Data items
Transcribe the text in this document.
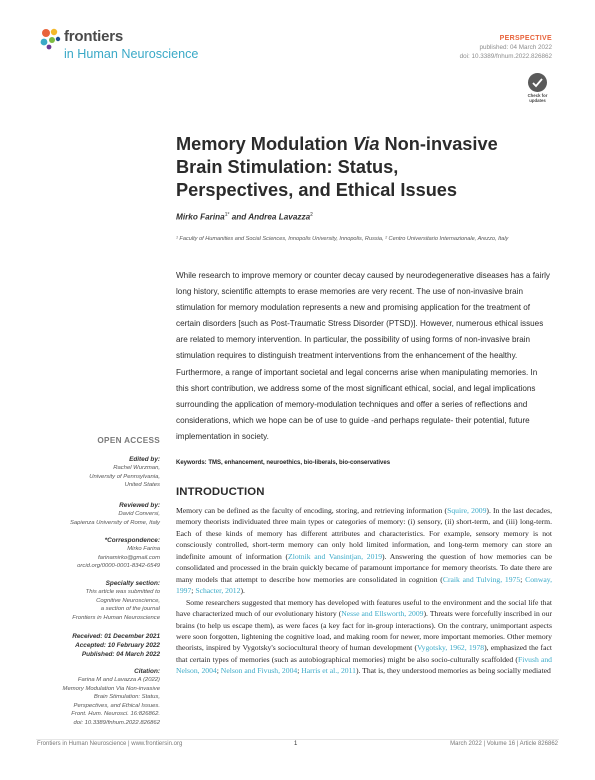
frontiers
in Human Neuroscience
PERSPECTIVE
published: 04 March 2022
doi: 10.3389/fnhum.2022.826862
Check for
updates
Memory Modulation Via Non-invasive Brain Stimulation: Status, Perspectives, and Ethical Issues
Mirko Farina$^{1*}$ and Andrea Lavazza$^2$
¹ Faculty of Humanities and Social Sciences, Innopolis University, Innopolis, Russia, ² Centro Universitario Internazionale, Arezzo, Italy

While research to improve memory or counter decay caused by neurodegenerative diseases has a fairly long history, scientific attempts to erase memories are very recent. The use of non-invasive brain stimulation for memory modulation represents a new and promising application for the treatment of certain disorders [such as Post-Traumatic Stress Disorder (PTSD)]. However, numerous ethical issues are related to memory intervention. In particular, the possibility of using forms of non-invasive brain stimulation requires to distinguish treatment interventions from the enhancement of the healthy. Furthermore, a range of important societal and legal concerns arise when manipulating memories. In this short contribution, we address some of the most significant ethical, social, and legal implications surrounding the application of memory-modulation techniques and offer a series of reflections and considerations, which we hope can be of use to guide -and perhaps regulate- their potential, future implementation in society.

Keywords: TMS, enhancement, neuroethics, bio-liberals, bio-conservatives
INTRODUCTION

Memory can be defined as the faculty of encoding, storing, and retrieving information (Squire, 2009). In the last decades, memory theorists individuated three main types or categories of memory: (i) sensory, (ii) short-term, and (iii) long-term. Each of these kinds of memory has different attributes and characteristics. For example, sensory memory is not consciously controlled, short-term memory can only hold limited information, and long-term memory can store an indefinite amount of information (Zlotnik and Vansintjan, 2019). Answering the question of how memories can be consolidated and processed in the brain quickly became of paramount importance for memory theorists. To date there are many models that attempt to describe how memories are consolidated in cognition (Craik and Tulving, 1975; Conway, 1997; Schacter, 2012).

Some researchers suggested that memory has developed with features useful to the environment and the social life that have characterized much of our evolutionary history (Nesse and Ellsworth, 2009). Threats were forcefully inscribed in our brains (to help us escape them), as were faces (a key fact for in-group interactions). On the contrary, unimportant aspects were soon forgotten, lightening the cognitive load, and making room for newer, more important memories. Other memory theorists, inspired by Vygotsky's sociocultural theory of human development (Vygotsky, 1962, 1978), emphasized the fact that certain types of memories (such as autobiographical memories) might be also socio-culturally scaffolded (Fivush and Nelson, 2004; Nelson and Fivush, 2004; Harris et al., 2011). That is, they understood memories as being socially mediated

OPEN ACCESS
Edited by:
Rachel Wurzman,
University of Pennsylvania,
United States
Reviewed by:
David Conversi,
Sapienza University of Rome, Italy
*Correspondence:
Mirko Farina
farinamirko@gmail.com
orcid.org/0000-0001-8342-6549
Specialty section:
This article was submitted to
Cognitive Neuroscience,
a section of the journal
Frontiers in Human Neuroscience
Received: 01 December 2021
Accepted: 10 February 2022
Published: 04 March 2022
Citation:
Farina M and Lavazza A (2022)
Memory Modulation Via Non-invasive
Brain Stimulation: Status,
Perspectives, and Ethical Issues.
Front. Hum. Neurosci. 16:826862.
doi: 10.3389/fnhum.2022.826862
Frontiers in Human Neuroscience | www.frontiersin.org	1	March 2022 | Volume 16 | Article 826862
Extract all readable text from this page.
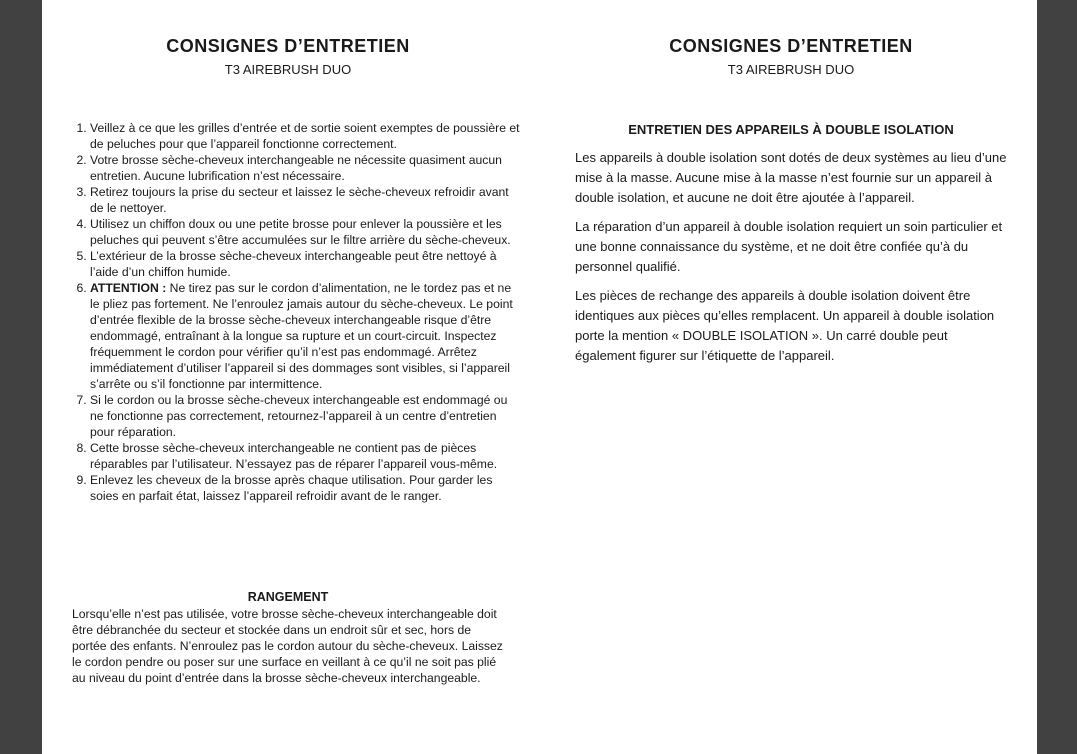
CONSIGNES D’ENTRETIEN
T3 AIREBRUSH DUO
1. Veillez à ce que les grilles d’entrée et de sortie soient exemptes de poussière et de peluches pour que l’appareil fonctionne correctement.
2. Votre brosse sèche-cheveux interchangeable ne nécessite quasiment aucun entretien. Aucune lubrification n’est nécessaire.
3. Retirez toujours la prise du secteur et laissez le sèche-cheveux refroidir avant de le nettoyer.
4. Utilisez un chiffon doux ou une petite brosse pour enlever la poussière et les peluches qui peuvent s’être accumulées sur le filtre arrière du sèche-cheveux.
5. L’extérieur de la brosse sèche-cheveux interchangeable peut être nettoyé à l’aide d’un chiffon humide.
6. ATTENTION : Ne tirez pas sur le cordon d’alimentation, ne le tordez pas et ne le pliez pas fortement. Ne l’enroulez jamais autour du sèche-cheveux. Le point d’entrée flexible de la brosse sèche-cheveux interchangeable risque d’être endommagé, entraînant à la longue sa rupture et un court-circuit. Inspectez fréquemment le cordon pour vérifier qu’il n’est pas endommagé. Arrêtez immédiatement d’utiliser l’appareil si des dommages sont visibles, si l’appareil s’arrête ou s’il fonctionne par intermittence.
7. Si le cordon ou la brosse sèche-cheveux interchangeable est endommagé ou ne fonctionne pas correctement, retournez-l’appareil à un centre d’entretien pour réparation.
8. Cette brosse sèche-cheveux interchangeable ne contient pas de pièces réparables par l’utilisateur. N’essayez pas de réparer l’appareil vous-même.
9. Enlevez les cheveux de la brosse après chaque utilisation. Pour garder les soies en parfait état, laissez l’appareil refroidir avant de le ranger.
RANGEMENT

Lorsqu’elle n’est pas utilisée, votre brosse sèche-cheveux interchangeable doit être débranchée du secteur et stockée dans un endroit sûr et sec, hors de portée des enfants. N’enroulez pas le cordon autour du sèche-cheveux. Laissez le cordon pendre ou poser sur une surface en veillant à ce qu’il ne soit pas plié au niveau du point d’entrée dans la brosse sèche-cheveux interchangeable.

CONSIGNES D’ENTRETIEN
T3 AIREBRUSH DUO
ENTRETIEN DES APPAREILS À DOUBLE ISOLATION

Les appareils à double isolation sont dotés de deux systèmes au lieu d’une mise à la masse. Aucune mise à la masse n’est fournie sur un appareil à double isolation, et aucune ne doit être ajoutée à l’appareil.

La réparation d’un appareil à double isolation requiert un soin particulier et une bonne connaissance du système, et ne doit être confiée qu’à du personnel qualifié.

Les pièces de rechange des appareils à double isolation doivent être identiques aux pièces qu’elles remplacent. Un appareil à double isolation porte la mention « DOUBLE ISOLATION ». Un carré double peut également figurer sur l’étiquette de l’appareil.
--
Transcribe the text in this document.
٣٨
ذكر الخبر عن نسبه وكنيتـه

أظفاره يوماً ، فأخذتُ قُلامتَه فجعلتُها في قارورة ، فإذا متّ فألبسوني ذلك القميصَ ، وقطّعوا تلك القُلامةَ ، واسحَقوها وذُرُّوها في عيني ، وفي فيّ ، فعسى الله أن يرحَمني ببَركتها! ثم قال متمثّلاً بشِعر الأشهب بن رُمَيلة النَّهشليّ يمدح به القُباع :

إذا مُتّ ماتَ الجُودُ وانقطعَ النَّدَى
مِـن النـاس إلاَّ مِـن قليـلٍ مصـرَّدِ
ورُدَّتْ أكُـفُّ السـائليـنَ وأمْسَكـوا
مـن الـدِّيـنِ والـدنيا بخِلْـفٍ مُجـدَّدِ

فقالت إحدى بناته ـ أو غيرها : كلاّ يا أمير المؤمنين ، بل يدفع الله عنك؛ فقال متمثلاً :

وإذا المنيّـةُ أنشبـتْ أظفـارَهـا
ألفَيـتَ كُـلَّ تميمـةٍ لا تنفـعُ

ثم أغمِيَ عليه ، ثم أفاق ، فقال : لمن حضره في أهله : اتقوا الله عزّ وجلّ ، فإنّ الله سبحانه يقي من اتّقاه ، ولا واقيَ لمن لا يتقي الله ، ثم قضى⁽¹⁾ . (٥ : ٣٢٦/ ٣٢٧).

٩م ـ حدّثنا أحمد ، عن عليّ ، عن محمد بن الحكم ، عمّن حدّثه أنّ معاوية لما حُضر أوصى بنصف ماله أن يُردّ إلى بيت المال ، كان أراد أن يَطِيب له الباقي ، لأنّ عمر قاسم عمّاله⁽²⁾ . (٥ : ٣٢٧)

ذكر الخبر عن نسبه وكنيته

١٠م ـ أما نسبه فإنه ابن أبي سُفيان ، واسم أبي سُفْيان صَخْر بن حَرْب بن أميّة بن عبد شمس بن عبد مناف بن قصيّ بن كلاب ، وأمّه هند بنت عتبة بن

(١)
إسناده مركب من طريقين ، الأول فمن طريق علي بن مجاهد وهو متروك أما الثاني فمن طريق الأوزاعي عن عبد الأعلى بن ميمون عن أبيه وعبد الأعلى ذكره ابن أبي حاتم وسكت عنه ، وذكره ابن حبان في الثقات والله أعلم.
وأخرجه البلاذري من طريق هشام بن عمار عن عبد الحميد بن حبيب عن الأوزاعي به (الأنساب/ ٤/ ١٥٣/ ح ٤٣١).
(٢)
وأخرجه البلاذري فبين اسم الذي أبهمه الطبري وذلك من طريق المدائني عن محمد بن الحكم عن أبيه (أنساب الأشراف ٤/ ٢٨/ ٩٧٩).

== PROBLEM REQUIREMENTS ==
Scan the records above and report how many lines include the word "Italy", without any other text.

== TASK RESPONSE ==
2